-- Problem description --
Set out the records below, from their first line up to and including the line with "sample-point <box>141 529 145 532</box>", as a Markdown table with the columns Row and Line, leaving out any blank lines.

-- Excerpted records --
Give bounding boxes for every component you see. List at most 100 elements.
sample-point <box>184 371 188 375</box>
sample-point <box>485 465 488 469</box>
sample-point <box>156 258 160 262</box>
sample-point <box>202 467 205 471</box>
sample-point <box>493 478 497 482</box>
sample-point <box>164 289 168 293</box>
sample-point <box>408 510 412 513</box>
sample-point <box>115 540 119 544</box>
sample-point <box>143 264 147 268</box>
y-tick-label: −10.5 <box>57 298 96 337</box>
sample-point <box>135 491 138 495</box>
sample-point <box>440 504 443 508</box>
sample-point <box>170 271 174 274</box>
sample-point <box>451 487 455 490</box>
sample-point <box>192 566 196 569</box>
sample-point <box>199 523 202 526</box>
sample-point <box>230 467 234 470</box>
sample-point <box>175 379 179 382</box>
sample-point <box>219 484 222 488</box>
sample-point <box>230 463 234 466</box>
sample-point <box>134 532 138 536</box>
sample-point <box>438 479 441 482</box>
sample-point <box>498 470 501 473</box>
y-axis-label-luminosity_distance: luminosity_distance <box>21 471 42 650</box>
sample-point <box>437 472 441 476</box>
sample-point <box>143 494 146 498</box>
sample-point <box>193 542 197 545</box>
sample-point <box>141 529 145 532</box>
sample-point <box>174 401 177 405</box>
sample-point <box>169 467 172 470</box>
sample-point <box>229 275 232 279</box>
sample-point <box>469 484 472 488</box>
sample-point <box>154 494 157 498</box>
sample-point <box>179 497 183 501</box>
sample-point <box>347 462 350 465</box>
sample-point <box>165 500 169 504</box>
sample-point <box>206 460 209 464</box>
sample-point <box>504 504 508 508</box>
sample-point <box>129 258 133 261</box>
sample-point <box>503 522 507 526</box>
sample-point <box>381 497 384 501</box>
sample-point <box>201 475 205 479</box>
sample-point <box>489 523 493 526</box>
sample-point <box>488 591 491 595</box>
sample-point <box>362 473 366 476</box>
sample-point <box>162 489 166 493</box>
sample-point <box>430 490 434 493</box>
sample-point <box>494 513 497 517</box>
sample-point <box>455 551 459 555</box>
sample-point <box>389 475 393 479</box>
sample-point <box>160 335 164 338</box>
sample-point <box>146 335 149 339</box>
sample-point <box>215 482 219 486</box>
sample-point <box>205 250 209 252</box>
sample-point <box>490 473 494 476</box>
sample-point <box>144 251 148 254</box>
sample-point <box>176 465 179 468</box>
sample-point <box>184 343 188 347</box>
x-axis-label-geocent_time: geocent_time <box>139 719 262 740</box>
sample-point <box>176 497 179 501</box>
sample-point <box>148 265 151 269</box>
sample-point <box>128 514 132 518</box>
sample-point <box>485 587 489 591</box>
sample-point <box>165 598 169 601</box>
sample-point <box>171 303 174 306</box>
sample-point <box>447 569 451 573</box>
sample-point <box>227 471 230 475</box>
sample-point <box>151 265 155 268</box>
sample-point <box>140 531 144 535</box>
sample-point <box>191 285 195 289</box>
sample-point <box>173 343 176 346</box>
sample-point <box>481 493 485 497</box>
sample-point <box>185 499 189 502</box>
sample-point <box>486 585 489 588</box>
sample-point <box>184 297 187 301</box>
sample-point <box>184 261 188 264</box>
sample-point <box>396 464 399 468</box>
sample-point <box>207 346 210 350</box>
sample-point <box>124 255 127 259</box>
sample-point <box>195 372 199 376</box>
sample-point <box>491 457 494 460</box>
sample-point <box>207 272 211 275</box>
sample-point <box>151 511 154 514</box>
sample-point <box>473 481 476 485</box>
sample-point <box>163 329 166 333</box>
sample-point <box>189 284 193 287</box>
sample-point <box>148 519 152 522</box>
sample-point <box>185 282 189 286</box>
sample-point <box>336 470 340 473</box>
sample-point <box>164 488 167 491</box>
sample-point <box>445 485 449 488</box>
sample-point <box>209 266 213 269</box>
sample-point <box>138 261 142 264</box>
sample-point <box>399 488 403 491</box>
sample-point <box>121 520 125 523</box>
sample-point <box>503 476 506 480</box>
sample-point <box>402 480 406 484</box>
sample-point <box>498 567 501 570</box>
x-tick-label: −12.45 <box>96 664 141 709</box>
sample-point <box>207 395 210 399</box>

-- Response for this exercise --
| Row | Line |
|---|---|
| 1 | Give bounding boxes for every component you see. List at most 100 elements. |
| 2 | sample-point <box>184 371 188 375</box> |
| 3 | sample-point <box>485 465 488 469</box> |
| 4 | sample-point <box>156 258 160 262</box> |
| 5 | sample-point <box>202 467 205 471</box> |
| 6 | sample-point <box>493 478 497 482</box> |
| 7 | sample-point <box>164 289 168 293</box> |
| 8 | sample-point <box>408 510 412 513</box> |
| 9 | sample-point <box>115 540 119 544</box> |
| 10 | sample-point <box>143 264 147 268</box> |
| 11 | y-tick-label: −10.5 <box>57 298 96 337</box> |
| 12 | sample-point <box>135 491 138 495</box> |
| 13 | sample-point <box>440 504 443 508</box> |
| 14 | sample-point <box>170 271 174 274</box> |
| 15 | sample-point <box>451 487 455 490</box> |
| 16 | sample-point <box>192 566 196 569</box> |
| 17 | sample-point <box>199 523 202 526</box> |
| 18 | sample-point <box>230 467 234 470</box> |
| 19 | sample-point <box>175 379 179 382</box> |
| 20 | sample-point <box>219 484 222 488</box> |
| 21 | sample-point <box>230 463 234 466</box> |
| 22 | sample-point <box>134 532 138 536</box> |
| 23 | sample-point <box>438 479 441 482</box> |
| 24 | sample-point <box>498 470 501 473</box> |
| 25 | y-axis-label-luminosity_distance: luminosity_distance <box>21 471 42 650</box> |
| 26 | sample-point <box>437 472 441 476</box> |
| 27 | sample-point <box>143 494 146 498</box> |
| 28 | sample-point <box>193 542 197 545</box> |
| 29 | sample-point <box>141 529 145 532</box> |